**** RECORDS SHOWN
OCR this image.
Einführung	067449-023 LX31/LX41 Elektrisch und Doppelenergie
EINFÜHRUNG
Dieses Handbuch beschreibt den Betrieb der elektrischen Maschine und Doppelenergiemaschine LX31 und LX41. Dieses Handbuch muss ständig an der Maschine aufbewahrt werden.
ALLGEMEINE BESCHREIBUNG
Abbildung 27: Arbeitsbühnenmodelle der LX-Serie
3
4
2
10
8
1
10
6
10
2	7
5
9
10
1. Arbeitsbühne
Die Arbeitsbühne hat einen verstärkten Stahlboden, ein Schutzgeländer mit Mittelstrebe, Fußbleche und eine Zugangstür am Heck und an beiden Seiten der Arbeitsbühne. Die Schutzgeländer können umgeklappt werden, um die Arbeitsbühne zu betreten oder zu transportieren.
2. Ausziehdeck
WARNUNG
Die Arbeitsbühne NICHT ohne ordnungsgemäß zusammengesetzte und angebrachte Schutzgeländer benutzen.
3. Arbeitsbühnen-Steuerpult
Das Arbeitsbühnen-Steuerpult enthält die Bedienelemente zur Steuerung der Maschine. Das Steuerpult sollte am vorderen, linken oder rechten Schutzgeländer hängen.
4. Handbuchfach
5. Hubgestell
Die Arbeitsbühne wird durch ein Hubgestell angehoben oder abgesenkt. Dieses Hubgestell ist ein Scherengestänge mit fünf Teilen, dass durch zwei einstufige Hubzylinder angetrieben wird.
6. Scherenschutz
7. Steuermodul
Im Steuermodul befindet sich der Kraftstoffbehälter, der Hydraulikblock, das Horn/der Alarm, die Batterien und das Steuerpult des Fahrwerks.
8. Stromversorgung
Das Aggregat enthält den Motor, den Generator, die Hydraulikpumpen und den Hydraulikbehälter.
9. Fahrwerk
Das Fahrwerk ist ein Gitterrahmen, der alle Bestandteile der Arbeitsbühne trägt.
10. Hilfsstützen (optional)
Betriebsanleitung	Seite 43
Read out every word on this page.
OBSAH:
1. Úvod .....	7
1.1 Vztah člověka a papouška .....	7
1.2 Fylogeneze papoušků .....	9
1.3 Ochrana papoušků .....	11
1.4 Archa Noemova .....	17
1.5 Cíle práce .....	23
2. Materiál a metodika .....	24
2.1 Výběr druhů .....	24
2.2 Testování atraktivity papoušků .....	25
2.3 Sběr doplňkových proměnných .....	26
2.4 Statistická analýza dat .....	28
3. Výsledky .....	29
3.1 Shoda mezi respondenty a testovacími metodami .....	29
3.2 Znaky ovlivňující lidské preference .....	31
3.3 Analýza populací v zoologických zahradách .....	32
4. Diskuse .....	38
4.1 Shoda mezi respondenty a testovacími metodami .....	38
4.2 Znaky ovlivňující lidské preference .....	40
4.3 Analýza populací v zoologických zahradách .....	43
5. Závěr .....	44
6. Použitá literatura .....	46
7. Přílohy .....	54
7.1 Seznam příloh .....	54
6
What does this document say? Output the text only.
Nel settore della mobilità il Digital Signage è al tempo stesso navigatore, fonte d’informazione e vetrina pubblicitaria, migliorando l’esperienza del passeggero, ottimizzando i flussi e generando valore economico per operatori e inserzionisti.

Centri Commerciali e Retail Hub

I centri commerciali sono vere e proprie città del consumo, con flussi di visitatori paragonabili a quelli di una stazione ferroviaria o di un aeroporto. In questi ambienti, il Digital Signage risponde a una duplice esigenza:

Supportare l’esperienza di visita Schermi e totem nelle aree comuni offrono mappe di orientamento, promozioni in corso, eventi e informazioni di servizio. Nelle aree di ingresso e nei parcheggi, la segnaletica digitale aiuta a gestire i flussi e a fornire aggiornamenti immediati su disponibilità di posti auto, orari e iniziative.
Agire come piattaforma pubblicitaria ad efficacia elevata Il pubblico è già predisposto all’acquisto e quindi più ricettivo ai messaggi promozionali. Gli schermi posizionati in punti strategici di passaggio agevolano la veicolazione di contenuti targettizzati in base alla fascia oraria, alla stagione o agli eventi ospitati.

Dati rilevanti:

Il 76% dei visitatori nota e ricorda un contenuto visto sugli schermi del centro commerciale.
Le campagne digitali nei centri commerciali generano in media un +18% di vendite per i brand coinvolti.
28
********
EXERCISE AIM:
Gather every line containing the word "Shoda" and copy it.

EXERCISE RESULT:
3.1 Shoda mezi respondenty a testovacími metodami .....	29
4.1 Shoda mezi respondenty a testovacími metodami .....	38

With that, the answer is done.